Records follow. Select each line holding "Completed".
## Begin Available records
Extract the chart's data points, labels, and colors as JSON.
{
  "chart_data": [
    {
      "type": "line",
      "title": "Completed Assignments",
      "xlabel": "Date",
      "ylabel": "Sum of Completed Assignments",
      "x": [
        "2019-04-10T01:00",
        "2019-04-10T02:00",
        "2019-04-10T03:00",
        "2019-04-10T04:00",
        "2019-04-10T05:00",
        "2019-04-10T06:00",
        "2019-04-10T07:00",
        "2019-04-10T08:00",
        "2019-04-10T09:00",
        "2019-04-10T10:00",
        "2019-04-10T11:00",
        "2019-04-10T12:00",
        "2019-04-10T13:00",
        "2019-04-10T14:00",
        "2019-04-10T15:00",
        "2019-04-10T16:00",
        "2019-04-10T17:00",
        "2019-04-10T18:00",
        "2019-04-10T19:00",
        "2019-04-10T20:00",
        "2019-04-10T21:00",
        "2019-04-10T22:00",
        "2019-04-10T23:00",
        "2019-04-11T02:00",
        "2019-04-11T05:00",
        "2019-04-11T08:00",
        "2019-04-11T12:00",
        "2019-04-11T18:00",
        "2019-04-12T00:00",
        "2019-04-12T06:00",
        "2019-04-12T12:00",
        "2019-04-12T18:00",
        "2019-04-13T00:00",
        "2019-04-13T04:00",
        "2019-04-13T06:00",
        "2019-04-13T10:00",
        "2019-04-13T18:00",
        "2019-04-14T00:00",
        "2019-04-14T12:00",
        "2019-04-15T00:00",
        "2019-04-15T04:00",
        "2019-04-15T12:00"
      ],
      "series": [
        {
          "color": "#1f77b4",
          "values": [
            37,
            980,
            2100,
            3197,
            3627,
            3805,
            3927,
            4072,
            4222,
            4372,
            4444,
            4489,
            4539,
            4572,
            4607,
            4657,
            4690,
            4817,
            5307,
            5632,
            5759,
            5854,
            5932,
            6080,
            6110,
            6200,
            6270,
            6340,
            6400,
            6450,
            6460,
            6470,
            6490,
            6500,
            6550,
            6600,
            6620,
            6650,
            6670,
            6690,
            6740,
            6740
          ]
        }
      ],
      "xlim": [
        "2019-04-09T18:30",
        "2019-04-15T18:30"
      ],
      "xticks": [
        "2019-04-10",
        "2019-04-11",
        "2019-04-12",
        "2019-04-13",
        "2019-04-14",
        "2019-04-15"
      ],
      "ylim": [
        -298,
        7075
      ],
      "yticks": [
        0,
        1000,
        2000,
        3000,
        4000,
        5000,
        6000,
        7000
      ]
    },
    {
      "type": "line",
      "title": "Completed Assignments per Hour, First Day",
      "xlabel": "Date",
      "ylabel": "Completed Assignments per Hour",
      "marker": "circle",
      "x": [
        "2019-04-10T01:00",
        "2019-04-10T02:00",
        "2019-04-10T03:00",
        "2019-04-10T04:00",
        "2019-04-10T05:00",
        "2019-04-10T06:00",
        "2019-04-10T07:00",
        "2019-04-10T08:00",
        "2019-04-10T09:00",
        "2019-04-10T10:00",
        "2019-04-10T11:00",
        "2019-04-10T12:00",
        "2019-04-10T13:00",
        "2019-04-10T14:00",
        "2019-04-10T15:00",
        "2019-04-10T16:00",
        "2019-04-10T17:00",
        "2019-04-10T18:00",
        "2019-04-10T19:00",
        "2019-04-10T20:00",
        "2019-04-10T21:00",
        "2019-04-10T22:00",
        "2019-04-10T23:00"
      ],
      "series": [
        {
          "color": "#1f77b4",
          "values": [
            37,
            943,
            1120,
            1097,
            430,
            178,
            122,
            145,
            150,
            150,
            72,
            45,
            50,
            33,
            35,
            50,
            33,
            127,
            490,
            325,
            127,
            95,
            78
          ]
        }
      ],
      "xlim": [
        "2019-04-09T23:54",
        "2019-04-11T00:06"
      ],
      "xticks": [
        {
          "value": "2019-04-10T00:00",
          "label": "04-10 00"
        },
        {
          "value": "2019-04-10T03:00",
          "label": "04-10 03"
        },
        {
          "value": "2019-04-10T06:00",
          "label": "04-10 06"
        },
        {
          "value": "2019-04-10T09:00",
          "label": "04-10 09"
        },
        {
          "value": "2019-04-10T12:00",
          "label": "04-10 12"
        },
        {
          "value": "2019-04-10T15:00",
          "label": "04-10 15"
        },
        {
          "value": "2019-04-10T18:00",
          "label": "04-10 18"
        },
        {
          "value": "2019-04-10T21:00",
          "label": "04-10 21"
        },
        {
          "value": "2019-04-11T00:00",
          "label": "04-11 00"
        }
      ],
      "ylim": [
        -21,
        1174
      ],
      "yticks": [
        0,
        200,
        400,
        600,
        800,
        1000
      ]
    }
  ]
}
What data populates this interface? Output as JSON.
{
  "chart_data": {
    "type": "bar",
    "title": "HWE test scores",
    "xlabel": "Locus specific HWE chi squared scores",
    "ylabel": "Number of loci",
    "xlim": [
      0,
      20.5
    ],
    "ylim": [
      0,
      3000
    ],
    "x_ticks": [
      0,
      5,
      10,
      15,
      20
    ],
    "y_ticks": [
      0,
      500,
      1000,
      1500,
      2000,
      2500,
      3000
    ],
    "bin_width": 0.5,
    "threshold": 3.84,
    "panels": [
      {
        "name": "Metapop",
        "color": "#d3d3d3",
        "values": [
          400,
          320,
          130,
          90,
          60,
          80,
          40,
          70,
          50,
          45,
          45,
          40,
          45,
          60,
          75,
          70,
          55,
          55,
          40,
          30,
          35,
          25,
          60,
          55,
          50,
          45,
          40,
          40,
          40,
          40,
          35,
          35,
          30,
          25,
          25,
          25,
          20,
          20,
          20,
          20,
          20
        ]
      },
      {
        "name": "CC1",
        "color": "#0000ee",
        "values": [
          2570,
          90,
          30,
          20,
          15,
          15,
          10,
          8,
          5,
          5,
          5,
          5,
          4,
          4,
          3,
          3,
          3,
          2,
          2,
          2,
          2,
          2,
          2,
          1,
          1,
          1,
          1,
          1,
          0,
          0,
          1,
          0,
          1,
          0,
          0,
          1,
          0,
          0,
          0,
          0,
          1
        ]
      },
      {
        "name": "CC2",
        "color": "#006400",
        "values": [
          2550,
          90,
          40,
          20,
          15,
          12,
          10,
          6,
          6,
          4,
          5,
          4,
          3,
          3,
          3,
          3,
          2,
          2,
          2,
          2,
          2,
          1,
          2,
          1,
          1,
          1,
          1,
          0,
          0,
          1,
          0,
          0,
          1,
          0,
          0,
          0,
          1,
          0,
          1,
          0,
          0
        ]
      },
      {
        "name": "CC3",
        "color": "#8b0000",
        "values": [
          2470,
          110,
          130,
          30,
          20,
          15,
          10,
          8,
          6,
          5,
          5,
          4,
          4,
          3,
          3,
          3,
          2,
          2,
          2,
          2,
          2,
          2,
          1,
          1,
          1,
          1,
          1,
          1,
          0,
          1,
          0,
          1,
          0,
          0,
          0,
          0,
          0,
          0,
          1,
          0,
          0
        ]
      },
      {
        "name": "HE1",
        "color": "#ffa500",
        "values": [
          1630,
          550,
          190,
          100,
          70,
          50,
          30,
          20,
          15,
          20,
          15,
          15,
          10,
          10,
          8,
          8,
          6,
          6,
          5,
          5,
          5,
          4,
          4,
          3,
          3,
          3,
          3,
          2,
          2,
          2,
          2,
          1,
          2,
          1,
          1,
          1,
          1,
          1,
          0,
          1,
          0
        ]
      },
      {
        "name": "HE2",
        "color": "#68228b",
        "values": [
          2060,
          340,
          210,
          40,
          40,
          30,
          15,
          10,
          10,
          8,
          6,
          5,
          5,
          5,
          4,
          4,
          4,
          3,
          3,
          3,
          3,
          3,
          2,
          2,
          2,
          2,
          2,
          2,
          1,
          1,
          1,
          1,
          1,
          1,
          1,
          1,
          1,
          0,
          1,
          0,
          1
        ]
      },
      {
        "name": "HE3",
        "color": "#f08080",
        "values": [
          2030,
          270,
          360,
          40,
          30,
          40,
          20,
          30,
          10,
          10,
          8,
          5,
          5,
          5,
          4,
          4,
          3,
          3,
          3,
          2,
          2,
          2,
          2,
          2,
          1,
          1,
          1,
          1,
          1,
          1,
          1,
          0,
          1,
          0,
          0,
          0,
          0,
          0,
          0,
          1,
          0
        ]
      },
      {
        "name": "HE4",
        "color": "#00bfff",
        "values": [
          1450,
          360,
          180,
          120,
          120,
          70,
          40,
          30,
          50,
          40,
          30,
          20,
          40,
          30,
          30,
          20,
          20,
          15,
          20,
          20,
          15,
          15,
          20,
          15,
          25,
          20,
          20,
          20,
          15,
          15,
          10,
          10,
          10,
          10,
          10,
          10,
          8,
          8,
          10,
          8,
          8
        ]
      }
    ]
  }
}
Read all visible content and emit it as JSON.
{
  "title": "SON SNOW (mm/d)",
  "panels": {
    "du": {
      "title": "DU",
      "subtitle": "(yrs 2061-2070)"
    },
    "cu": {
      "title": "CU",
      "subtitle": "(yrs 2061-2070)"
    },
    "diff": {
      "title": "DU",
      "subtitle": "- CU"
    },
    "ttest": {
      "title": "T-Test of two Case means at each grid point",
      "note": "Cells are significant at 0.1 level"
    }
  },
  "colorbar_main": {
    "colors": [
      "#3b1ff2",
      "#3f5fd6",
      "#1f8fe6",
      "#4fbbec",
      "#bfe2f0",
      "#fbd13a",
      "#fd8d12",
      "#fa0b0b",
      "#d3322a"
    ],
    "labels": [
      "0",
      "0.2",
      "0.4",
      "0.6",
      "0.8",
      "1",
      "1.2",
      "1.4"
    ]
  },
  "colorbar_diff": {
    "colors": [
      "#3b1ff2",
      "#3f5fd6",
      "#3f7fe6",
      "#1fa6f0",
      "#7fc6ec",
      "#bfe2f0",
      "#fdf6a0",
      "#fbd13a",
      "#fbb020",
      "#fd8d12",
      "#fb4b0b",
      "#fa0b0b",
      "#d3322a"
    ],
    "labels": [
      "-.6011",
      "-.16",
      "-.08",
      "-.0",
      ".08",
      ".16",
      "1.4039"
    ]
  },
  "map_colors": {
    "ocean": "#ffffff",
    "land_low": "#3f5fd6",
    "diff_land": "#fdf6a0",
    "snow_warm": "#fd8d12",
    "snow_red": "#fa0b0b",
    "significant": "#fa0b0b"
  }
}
## End Available records
**Task result:**
      "title": "Completed Assignments",
      "ylabel": "Sum of Completed Assignments",
      "title": "Completed Assignments per Hour, First Day",
      "ylabel": "Completed Assignments per Hour",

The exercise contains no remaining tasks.